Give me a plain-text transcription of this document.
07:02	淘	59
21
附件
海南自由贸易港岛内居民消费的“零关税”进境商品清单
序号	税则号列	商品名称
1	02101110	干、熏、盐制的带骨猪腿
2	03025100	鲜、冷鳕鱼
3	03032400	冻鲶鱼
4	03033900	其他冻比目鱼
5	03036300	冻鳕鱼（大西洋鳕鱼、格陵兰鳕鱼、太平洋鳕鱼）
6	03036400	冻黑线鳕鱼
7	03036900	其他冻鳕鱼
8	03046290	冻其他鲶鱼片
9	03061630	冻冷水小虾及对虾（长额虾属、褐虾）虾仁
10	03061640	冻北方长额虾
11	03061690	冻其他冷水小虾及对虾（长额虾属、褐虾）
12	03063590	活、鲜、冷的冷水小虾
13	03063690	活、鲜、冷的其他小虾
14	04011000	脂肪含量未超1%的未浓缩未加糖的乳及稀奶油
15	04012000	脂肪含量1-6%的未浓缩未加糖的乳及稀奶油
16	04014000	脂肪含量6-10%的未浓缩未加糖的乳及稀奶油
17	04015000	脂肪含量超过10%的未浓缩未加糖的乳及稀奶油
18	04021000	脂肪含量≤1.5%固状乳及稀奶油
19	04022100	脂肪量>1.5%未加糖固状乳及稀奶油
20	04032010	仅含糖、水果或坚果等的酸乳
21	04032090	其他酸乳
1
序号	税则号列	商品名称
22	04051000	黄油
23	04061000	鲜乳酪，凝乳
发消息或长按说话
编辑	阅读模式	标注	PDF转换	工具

What is being asked: Give the data again, exactly as it stands.

Response for this exercise:
Give me a plain-text transcription of this document.
07:02	淘	59
21
附件
海南自由贸易港岛内居民消费的“零关税”进境商品清单
序号	税则号列	商品名称
1	02101110	干、熏、盐制的带骨猪腿
2	03025100	鲜、冷鳕鱼
3	03032400	冻鲶鱼
4	03033900	其他冻比目鱼
5	03036300	冻鳕鱼（大西洋鳕鱼、格陵兰鳕鱼、太平洋鳕鱼）
6	03036400	冻黑线鳕鱼
7	03036900	其他冻鳕鱼
8	03046290	冻其他鲶鱼片
9	03061630	冻冷水小虾及对虾（长额虾属、褐虾）虾仁
10	03061640	冻北方长额虾
11	03061690	冻其他冷水小虾及对虾（长额虾属、褐虾）
12	03063590	活、鲜、冷的冷水小虾
13	03063690	活、鲜、冷的其他小虾
14	04011000	脂肪含量未超1%的未浓缩未加糖的乳及稀奶油
15	04012000	脂肪含量1-6%的未浓缩未加糖的乳及稀奶油
16	04014000	脂肪含量6-10%的未浓缩未加糖的乳及稀奶油
17	04015000	脂肪含量超过10%的未浓缩未加糖的乳及稀奶油
18	04021000	脂肪含量≤1.5%固状乳及稀奶油
19	04022100	脂肪量>1.5%未加糖固状乳及稀奶油
20	04032010	仅含糖、水果或坚果等的酸乳
21	04032090	其他酸乳
1
序号	税则号列	商品名称
22	04051000	黄油
23	04061000	鲜乳酪，凝乳
发消息或长按说话
编辑	阅读模式	标注	PDF转换	工具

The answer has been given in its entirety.